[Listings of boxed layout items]
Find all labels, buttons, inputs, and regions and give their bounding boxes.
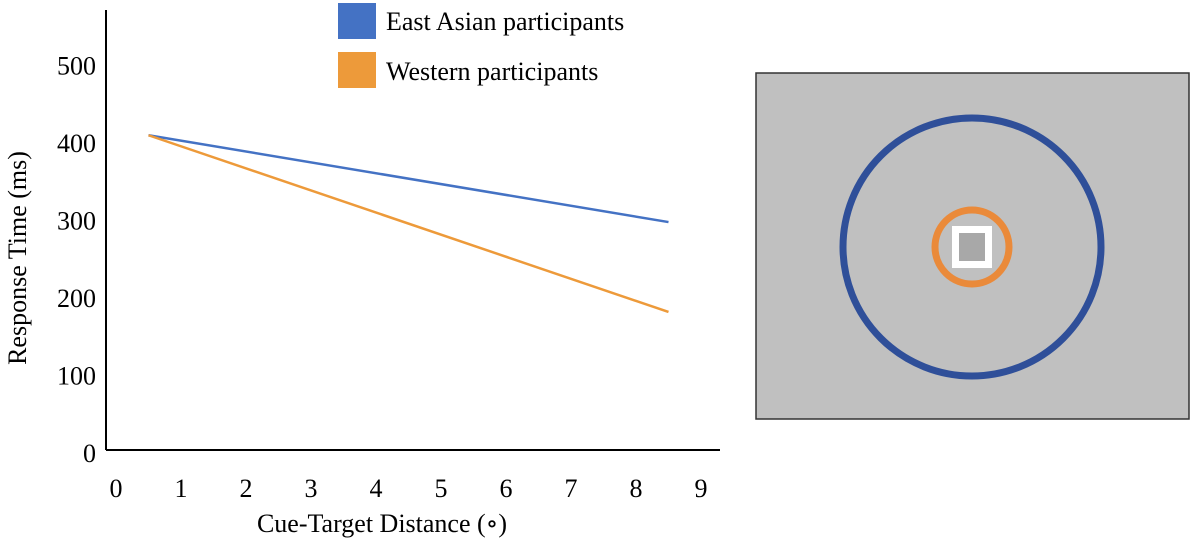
y-tick-label-400: 400: [57, 129, 96, 158]
center-square-inner: [959, 233, 985, 261]
y-tick-label-100: 100: [57, 362, 96, 391]
legend: East Asian participants Western particip…: [338, 3, 624, 88]
x-tick-label-2: 2: [240, 474, 253, 503]
x-tick-label-3: 3: [305, 474, 318, 503]
series-lines: [148, 134, 669, 314]
outer-ring: [839, 114, 1105, 380]
x-axis-title: Cue-Target Distance (∘): [257, 509, 507, 538]
x-tick-label-6: 6: [500, 474, 513, 503]
y-tick-label-500: 500: [57, 52, 96, 81]
y-axis-title: Response Time (ms): [3, 151, 32, 365]
legend-label-east-asian: East Asian participants: [386, 7, 624, 36]
x-tick-labels: 0 1 2 3 4 5 6 7 8 9: [110, 474, 708, 503]
series-line-east-asian: [148, 134, 669, 224]
y-tick-labels: 0 100 200 300 400 500: [57, 52, 96, 469]
x-tick-label-7: 7: [565, 474, 578, 503]
stimulus-display: [755, 72, 1190, 420]
x-tick-label-5: 5: [435, 474, 448, 503]
x-tick-label-8: 8: [630, 474, 643, 503]
series-line-western: [148, 134, 669, 314]
inner-ring: [931, 206, 1013, 288]
legend-swatch-east-asian: [338, 3, 376, 39]
x-tick-label-9: 9: [695, 474, 708, 503]
x-tick-label-0: 0: [110, 474, 123, 503]
y-tick-label-300: 300: [57, 207, 96, 236]
y-tick-label-0: 0: [83, 439, 96, 468]
legend-swatch-western: [338, 52, 376, 88]
x-tick-label-1: 1: [175, 474, 188, 503]
legend-label-western: Western participants: [386, 57, 598, 86]
x-tick-label-4: 4: [370, 474, 383, 503]
y-tick-label-200: 200: [57, 284, 96, 313]
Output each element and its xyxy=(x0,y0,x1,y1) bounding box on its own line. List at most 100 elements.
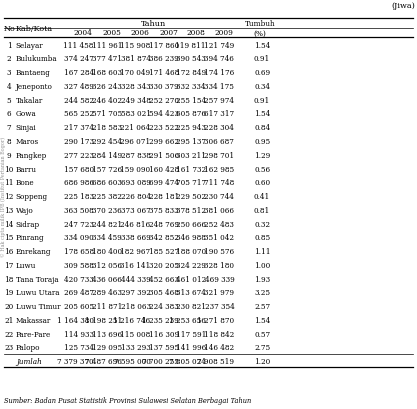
Text: 381 874: 381 874 xyxy=(121,55,151,63)
Text: 0.91: 0.91 xyxy=(254,55,270,63)
Text: 14: 14 xyxy=(5,220,14,228)
Text: 246 402: 246 402 xyxy=(92,97,122,104)
Text: 190 576: 190 576 xyxy=(204,247,234,256)
Text: Luwu Timur: Luwu Timur xyxy=(16,302,60,310)
Text: 1 271 870: 1 271 870 xyxy=(197,316,234,324)
Text: 247 723: 247 723 xyxy=(64,220,94,228)
Text: 246 816: 246 816 xyxy=(121,220,151,228)
Text: Gowa: Gowa xyxy=(16,110,37,118)
Text: Luwu Utara: Luwu Utara xyxy=(16,289,59,297)
Text: 617 317: 617 317 xyxy=(204,110,234,118)
Text: 0.84: 0.84 xyxy=(254,124,270,132)
Text: 230 821: 230 821 xyxy=(176,302,206,310)
Text: 321 979: 321 979 xyxy=(204,289,234,297)
Text: Tana Toraja: Tana Toraja xyxy=(16,275,58,283)
Text: 291 506: 291 506 xyxy=(149,151,179,160)
Text: 290 173: 290 173 xyxy=(64,138,94,146)
Text: 594 423: 594 423 xyxy=(149,110,179,118)
Text: 228 181: 228 181 xyxy=(148,193,179,200)
Text: 21: 21 xyxy=(5,316,14,324)
Text: Takalar: Takalar xyxy=(16,97,43,104)
Text: 11: 11 xyxy=(5,179,14,187)
Text: 324 229: 324 229 xyxy=(176,261,206,269)
Text: 0.60: 0.60 xyxy=(254,179,270,187)
Text: 297 392: 297 392 xyxy=(121,289,151,297)
Text: 0.69: 0.69 xyxy=(254,69,270,77)
Text: 2009: 2009 xyxy=(214,29,234,37)
Text: 0.91: 0.91 xyxy=(254,97,270,104)
Text: 121 749: 121 749 xyxy=(204,42,234,49)
Text: 7 487 696: 7 487 696 xyxy=(85,357,122,365)
Text: 328 343: 328 343 xyxy=(121,83,151,91)
Text: 1.00: 1.00 xyxy=(254,261,270,269)
Text: 180 400: 180 400 xyxy=(92,247,122,256)
Text: 1.29: 1.29 xyxy=(254,151,270,160)
Text: 218 063: 218 063 xyxy=(121,302,151,310)
Text: 386 239: 386 239 xyxy=(149,55,179,63)
Text: 7 805 024: 7 805 024 xyxy=(169,357,206,365)
Text: 2005: 2005 xyxy=(102,29,121,37)
Text: 111 961: 111 961 xyxy=(92,42,122,49)
Text: 303 211: 303 211 xyxy=(176,151,206,160)
Text: Bantaeng: Bantaeng xyxy=(16,69,51,77)
Text: 2008: 2008 xyxy=(186,29,205,37)
Text: 23: 23 xyxy=(5,344,14,352)
Text: 0.41: 0.41 xyxy=(254,193,270,200)
Text: Makassar: Makassar xyxy=(16,316,51,324)
Text: 182 967: 182 967 xyxy=(121,247,151,256)
Text: 375 833: 375 833 xyxy=(149,206,179,214)
Text: 17: 17 xyxy=(5,261,14,269)
Text: 2007: 2007 xyxy=(159,29,178,37)
Text: Barru: Barru xyxy=(16,165,37,173)
Text: 167 284: 167 284 xyxy=(64,69,94,77)
Text: 218 583: 218 583 xyxy=(92,124,122,132)
Text: 22: 22 xyxy=(5,330,14,338)
Text: 225 382: 225 382 xyxy=(92,193,122,200)
Text: 292 454: 292 454 xyxy=(92,138,122,146)
Text: 7 908 519: 7 908 519 xyxy=(197,357,234,365)
Text: 377 471: 377 471 xyxy=(92,55,122,63)
Text: Enrekang: Enrekang xyxy=(16,247,51,256)
Text: 1.54: 1.54 xyxy=(254,316,270,324)
Text: 230 744: 230 744 xyxy=(204,193,234,200)
Text: 378 512: 378 512 xyxy=(176,206,206,214)
Text: 269 487: 269 487 xyxy=(64,289,94,297)
Text: 5: 5 xyxy=(7,97,12,104)
Text: 6: 6 xyxy=(7,110,12,118)
Text: 237 354: 237 354 xyxy=(205,302,234,310)
Text: 7 379 370: 7 379 370 xyxy=(57,357,94,365)
Text: 0.32: 0.32 xyxy=(254,220,270,228)
Text: 373 067: 373 067 xyxy=(121,206,151,214)
Text: 252 483: 252 483 xyxy=(204,220,234,228)
Text: 298 701: 298 701 xyxy=(204,151,234,160)
Text: 162 985: 162 985 xyxy=(204,165,234,173)
Text: 117 591: 117 591 xyxy=(176,330,206,338)
Text: 605 876: 605 876 xyxy=(176,110,206,118)
Text: 224 383: 224 383 xyxy=(149,302,179,310)
Text: Palopo: Palopo xyxy=(16,344,40,352)
Text: 461 012: 461 012 xyxy=(176,275,206,283)
Text: 113 696: 113 696 xyxy=(92,330,122,338)
Text: 693 089: 693 089 xyxy=(121,179,151,187)
Text: 320 205: 320 205 xyxy=(149,261,179,269)
Text: 334 090: 334 090 xyxy=(64,234,94,242)
Text: 1.20: 1.20 xyxy=(254,357,270,365)
Text: Luwu: Luwu xyxy=(16,261,36,269)
Text: 9: 9 xyxy=(7,151,12,160)
Text: 172 849: 172 849 xyxy=(176,69,206,77)
Text: Wajo: Wajo xyxy=(16,206,34,214)
Text: 330 379: 330 379 xyxy=(149,83,179,91)
Text: 1.11: 1.11 xyxy=(254,247,270,256)
Text: Maros: Maros xyxy=(16,138,39,146)
Text: 174 176: 174 176 xyxy=(204,69,234,77)
Text: 20: 20 xyxy=(5,302,14,310)
Text: 185 527: 185 527 xyxy=(149,247,179,256)
Text: 229 502: 229 502 xyxy=(176,193,206,200)
Text: 1 235 239: 1 235 239 xyxy=(142,316,179,324)
Text: 250 666: 250 666 xyxy=(176,220,206,228)
Text: 225 943: 225 943 xyxy=(176,124,206,132)
Text: 299 662: 299 662 xyxy=(149,138,179,146)
Text: 118 842: 118 842 xyxy=(204,330,234,338)
Text: 244 582: 244 582 xyxy=(64,97,94,104)
Text: 137 595: 137 595 xyxy=(149,344,179,352)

• **Stated task**
Rewrite the lines from the one with "Text: 381 874: 381 874 xyxy=(121,55,151,63)" to the one with "Text: Luwu Utara: Luwu", changing "Text" to "Label" and leaving everything else untouched.

• **Answer to the task**
Label: 381 874: 381 874 xyxy=(121,55,151,63)
Label: 0.91: 0.91 xyxy=(254,55,270,63)
Label: 14: 14 xyxy=(5,220,14,228)
Label: 246 402: 246 402 xyxy=(92,97,122,104)
Label: 190 576: 190 576 xyxy=(204,247,234,256)
Label: Luwu Timur: Luwu Timur xyxy=(16,302,60,310)
Label: 1 271 870: 1 271 870 xyxy=(197,316,234,324)
Label: 247 723: 247 723 xyxy=(64,220,94,228)
Label: 246 816: 246 816 xyxy=(121,220,151,228)
Label: Gowa: Gowa xyxy=(16,110,37,118)
Label: Luwu Utara: Luwu Utara xyxy=(16,289,59,297)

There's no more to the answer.